> [課題 1]:
抜粋テキストをもとに、次の問いに答えてください。
(a) 光または可視光と呼ばれる電磁波の波長範囲はどれだけか。
(b) 分光反射率は、どのような物体の反射光に対する比として求められるか。
(c) 赤に反応する錐体は何と呼ばれるか。

======== 抜粋テキスト ========

近年、LED光源は急激な技術進歩により、オフィスや住宅、店舗等の一般照明へと普及が進んでいます。LED光源は、一般光源に比べて分光放射分布の制御が容易であるという特徴を持っています。その特徴に着目し、当社では照射対象物に最適な分光放射分のLED光源の開発を行っています。そのことを波長制御技術と言い、この技術について説明します。

色の基礎

1.光の本質

光とは、電波やX線などと同様に電磁波の一種で、波長380nm~780nmの電磁波は目に入射して明るさを感じさせることから、光または可視光といいます。図1に電磁スペクトルを示します(電磁スペクトルとは、各波長領域ごとの電磁波の呼称を波長の順序に表したもの)。図2に可視光でのスペクトル例を示します。

図1:電磁スペクトル 1)

このように光源ごとにスペクトルの特長が異なり、スペクトルの違いで物の色の見え方が異なります。

図2:スペクトル例 2)

昼光と人工光源の場合、昼光(北空曇天空)・白熱ランプ・蛍光ランプ(白色)それぞれの分光強度(相対値)と波長(nm)を表したグラフ
人工光源の場合、LED・白熱灯・蛍光ランプそれぞれの分光強度(相対値)と波長(nm)を表したグラフ

2.物体の分光反射率

分光反射率とは、波長380nm~780nmの各スペクトルそれぞれ100%に反射する白い物体の反射光に対する、この物体の反射光の比を各波長ごとに求めたものです。図3に各種塗色の分光反射率の例を示します。

図3:塗色の分光反射率曲線 3)

白・黄・黄赤・赤・青・紫・緑・黒それぞれの分光反射率(%)と波長(nm)を表したグラフ

3.色の知覚

色を認識するためには、前項で説明した光のスペクトルと物体の分光反射率と人間の目の3つの要素が必要です。人間の目は、3種類の視細胞(錐体)を持っています。錐体は明るいときに作用し、青に反応するS錐体、緑に反応するM錐体、赤に反応するL錐体があります。その3つの錐体の反応のバランスで人間は色を知覚しています。図4に基本感度曲線を示します。

======== 提供記録 ========

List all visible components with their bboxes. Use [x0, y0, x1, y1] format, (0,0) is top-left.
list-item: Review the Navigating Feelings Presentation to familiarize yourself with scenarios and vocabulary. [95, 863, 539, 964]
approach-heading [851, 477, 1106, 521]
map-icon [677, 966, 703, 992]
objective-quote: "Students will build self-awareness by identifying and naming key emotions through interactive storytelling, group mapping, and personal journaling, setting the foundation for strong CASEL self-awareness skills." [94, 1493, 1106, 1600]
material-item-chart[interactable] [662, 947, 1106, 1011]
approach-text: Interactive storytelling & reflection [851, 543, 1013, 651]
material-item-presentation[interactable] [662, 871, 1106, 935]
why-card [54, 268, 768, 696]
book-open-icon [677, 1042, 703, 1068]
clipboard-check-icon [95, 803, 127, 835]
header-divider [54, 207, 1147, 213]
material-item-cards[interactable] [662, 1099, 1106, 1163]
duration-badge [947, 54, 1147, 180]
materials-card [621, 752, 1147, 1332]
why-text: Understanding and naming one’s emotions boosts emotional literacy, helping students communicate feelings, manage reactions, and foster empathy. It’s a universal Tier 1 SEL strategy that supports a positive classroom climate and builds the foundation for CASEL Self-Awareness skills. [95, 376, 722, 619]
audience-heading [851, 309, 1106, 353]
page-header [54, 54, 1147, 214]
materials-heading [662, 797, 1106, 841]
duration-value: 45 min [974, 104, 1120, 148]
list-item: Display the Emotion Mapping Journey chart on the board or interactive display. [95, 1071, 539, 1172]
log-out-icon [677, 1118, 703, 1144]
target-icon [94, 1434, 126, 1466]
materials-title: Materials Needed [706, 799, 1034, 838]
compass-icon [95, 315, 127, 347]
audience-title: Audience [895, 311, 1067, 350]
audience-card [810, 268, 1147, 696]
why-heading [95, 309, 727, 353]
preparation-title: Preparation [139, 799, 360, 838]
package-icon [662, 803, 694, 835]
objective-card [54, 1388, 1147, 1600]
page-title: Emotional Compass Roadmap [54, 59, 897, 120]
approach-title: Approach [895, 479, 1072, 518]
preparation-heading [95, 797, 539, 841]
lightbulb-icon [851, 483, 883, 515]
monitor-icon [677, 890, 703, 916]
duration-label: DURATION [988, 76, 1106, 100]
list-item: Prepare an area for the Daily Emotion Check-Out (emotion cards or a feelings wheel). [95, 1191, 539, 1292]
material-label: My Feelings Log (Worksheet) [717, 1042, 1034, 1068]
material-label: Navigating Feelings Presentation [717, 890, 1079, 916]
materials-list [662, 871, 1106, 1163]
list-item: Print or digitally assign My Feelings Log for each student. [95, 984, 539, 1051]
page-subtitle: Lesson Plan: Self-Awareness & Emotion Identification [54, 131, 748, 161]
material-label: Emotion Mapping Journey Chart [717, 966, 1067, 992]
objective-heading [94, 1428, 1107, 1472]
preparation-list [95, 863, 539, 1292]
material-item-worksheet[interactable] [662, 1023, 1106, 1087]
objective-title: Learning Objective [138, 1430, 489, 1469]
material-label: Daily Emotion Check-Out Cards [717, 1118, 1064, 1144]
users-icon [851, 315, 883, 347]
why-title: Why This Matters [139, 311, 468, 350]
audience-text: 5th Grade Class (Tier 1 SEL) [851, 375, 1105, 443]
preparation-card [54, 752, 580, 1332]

========

> [課題 2]:
記録の最初の行から「materials-card [621, 752, 1147, 1332]」を含む行までを一字一句変えずに引用せよ。最初の行と最後の行も含める。

> [解答例 1]:
(a) 380nm~780nm
(b) 波長380nm~780nmの各スペクトルをそれぞれ100%反射する白い物体の反射光
(c) L錐体

> [解答例 2]:
List all visible components with their bboxes. Use [x0, y0, x1, y1] format, (0,0) is top-left.
list-item: Review the Navigating Feelings Presentation to familiarize yourself with scenarios and vocabulary. [95, 863, 539, 964]
approach-heading [851, 477, 1106, 521]
map-icon [677, 966, 703, 992]
objective-quote: "Students will build self-awareness by identifying and naming key emotions through interactive storytelling, group mapping, and personal journaling, setting the foundation for strong CASEL self-awareness skills." [94, 1493, 1106, 1600]
material-item-chart[interactable] [662, 947, 1106, 1011]
approach-text: Interactive storytelling & reflection [851, 543, 1013, 651]
material-item-presentation[interactable] [662, 871, 1106, 935]
why-card [54, 268, 768, 696]
book-open-icon [677, 1042, 703, 1068]
clipboard-check-icon [95, 803, 127, 835]
header-divider [54, 207, 1147, 213]
material-item-cards[interactable] [662, 1099, 1106, 1163]
duration-badge [947, 54, 1147, 180]
materials-card [621, 752, 1147, 1332]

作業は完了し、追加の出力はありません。